● Work task:
Copy out the listing below, keeping every character as is.

● Data for this exercise:
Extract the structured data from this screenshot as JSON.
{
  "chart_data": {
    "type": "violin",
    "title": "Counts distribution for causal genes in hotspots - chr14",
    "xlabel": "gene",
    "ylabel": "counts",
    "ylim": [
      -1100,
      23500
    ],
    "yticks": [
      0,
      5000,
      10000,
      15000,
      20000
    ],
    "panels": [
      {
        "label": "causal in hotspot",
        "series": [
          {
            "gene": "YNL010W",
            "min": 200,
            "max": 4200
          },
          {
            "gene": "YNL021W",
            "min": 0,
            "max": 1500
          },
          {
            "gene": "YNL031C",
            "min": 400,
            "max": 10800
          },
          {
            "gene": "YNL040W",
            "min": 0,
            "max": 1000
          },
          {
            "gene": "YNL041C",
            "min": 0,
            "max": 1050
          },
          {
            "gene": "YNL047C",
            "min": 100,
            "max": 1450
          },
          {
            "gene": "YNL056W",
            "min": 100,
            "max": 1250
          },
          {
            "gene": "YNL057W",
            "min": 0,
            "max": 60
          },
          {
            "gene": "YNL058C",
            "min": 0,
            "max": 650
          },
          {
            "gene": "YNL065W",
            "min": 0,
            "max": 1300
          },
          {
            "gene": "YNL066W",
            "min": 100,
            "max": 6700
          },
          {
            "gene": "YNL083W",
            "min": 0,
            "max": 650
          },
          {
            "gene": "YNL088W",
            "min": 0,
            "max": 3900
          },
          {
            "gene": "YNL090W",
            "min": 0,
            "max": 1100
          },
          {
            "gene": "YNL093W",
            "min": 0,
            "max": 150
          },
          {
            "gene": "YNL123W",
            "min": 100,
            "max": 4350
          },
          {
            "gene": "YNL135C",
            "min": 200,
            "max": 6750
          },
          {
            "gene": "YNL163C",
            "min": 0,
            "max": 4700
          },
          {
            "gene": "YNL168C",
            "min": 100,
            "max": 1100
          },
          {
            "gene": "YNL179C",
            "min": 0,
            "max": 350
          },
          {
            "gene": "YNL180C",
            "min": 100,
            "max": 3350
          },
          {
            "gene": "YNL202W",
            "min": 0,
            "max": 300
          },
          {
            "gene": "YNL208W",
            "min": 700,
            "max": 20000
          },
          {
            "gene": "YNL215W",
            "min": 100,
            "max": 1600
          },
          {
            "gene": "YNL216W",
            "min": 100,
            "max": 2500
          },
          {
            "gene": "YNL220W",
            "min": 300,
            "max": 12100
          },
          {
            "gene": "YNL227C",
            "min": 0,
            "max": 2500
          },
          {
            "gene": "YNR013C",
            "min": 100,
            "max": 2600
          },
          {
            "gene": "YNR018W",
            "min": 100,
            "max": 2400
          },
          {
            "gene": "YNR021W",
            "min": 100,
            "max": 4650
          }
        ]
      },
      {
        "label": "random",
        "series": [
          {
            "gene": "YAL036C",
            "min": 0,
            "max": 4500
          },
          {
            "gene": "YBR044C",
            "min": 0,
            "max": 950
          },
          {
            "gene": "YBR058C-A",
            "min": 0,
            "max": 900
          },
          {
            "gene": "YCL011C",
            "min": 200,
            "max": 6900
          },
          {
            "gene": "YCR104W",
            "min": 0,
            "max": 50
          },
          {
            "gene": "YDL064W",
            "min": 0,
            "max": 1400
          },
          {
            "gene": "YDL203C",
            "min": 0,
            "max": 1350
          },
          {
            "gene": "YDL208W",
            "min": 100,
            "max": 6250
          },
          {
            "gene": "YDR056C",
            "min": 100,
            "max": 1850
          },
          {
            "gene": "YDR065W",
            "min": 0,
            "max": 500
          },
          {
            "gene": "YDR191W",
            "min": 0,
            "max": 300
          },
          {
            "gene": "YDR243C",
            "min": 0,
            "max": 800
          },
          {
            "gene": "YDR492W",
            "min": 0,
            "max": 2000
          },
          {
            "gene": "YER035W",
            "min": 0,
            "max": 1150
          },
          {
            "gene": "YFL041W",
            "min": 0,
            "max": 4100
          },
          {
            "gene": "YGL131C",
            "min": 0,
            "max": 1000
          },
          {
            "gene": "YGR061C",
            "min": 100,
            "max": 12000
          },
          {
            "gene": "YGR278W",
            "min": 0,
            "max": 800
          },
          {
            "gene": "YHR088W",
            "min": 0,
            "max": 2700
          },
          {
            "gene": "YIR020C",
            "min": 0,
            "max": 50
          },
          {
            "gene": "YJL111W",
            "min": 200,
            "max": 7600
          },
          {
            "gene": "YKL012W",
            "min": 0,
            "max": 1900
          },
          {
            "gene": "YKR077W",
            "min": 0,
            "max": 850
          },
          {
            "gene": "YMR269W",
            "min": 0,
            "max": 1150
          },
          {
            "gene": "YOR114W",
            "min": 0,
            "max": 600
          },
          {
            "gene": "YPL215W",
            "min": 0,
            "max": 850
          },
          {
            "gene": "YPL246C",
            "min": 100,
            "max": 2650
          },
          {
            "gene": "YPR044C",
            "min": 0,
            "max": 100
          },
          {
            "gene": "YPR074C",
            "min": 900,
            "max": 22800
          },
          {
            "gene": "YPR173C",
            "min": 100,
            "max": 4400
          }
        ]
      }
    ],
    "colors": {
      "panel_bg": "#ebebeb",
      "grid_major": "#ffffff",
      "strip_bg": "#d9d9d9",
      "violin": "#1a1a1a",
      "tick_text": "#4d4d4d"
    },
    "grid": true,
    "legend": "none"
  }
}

● Your response:
Extract the structured data from this screenshot as JSON.
{
  "chart_data": {
    "type": "violin",
    "title": "Counts distribution for causal genes in hotspots - chr14",
    "xlabel": "gene",
    "ylabel": "counts",
    "ylim": [
      -1100,
      23500
    ],
    "yticks": [
      0,
      5000,
      10000,
      15000,
      20000
    ],
    "panels": [
      {
        "label": "causal in hotspot",
        "series": [
          {
            "gene": "YNL010W",
            "min": 200,
            "max": 4200
          },
          {
            "gene": "YNL021W",
            "min": 0,
            "max": 1500
          },
          {
            "gene": "YNL031C",
            "min": 400,
            "max": 10800
          },
          {
            "gene": "YNL040W",
            "min": 0,
            "max": 1000
          },
          {
            "gene": "YNL041C",
            "min": 0,
            "max": 1050
          },
          {
            "gene": "YNL047C",
            "min": 100,
            "max": 1450
          },
          {
            "gene": "YNL056W",
            "min": 100,
            "max": 1250
          },
          {
            "gene": "YNL057W",
            "min": 0,
            "max": 60
          },
          {
            "gene": "YNL058C",
            "min": 0,
            "max": 650
          },
          {
            "gene": "YNL065W",
            "min": 0,
            "max": 1300
          },
          {
            "gene": "YNL066W",
            "min": 100,
            "max": 6700
          },
          {
            "gene": "YNL083W",
            "min": 0,
            "max": 650
          },
          {
            "gene": "YNL088W",
            "min": 0,
            "max": 3900
          },
          {
            "gene": "YNL090W",
            "min": 0,
            "max": 1100
          },
          {
            "gene": "YNL093W",
            "min": 0,
            "max": 150
          },
          {
            "gene": "YNL123W",
            "min": 100,
            "max": 4350
          },
          {
            "gene": "YNL135C",
            "min": 200,
            "max": 6750
          },
          {
            "gene": "YNL163C",
            "min": 0,
            "max": 4700
          },
          {
            "gene": "YNL168C",
            "min": 100,
            "max": 1100
          },
          {
            "gene": "YNL179C",
            "min": 0,
            "max": 350
          },
          {
            "gene": "YNL180C",
            "min": 100,
            "max": 3350
          },
          {
            "gene": "YNL202W",
            "min": 0,
            "max": 300
          },
          {
            "gene": "YNL208W",
            "min": 700,
            "max": 20000
          },
          {
            "gene": "YNL215W",
            "min": 100,
            "max": 1600
          },
          {
            "gene": "YNL216W",
            "min": 100,
            "max": 2500
          },
          {
            "gene": "YNL220W",
            "min": 300,
            "max": 12100
          },
          {
            "gene": "YNL227C",
            "min": 0,
            "max": 2500
          },
          {
            "gene": "YNR013C",
            "min": 100,
            "max": 2600
          },
          {
            "gene": "YNR018W",
            "min": 100,
            "max": 2400
          },
          {
            "gene": "YNR021W",
            "min": 100,
            "max": 4650
          }
        ]
      },
      {
        "label": "random",
        "series": [
          {
            "gene": "YAL036C",
            "min": 0,
            "max": 4500
          },
          {
            "gene": "YBR044C",
            "min": 0,
            "max": 950
          },
          {
            "gene": "YBR058C-A",
            "min": 0,
            "max": 900
          },
          {
            "gene": "YCL011C",
            "min": 200,
            "max": 6900
          },
          {
            "gene": "YCR104W",
            "min": 0,
            "max": 50
          },
          {
            "gene": "YDL064W",
            "min": 0,
            "max": 1400
          },
          {
            "gene": "YDL203C",
            "min": 0,
            "max": 1350
          },
          {
            "gene": "YDL208W",
            "min": 100,
            "max": 6250
          },
          {
            "gene": "YDR056C",
            "min": 100,
            "max": 1850
          },
          {
            "gene": "YDR065W",
            "min": 0,
            "max": 500
          },
          {
            "gene": "YDR191W",
            "min": 0,
            "max": 300
          },
          {
            "gene": "YDR243C",
            "min": 0,
            "max": 800
          },
          {
            "gene": "YDR492W",
            "min": 0,
            "max": 2000
          },
          {
            "gene": "YER035W",
            "min": 0,
            "max": 1150
          },
          {
            "gene": "YFL041W",
            "min": 0,
            "max": 4100
          },
          {
            "gene": "YGL131C",
            "min": 0,
            "max": 1000
          },
          {
            "gene": "YGR061C",
            "min": 100,
            "max": 12000
          },
          {
            "gene": "YGR278W",
            "min": 0,
            "max": 800
          },
          {
            "gene": "YHR088W",
            "min": 0,
            "max": 2700
          },
          {
            "gene": "YIR020C",
            "min": 0,
            "max": 50
          },
          {
            "gene": "YJL111W",
            "min": 200,
            "max": 7600
          },
          {
            "gene": "YKL012W",
            "min": 0,
            "max": 1900
          },
          {
            "gene": "YKR077W",
            "min": 0,
            "max": 850
          },
          {
            "gene": "YMR269W",
            "min": 0,
            "max": 1150
          },
          {
            "gene": "YOR114W",
            "min": 0,
            "max": 600
          },
          {
            "gene": "YPL215W",
            "min": 0,
            "max": 850
          },
          {
            "gene": "YPL246C",
            "min": 100,
            "max": 2650
          },
          {
            "gene": "YPR044C",
            "min": 0,
            "max": 100
          },
          {
            "gene": "YPR074C",
            "min": 900,
            "max": 22800
          },
          {
            "gene": "YPR173C",
            "min": 100,
            "max": 4400
          }
        ]
      }
    ],
    "colors": {
      "panel_bg": "#ebebeb",
      "grid_major": "#ffffff",
      "strip_bg": "#d9d9d9",
      "violin": "#1a1a1a",
      "tick_text": "#4d4d4d"
    },
    "grid": true,
    "legend": "none"
  }
}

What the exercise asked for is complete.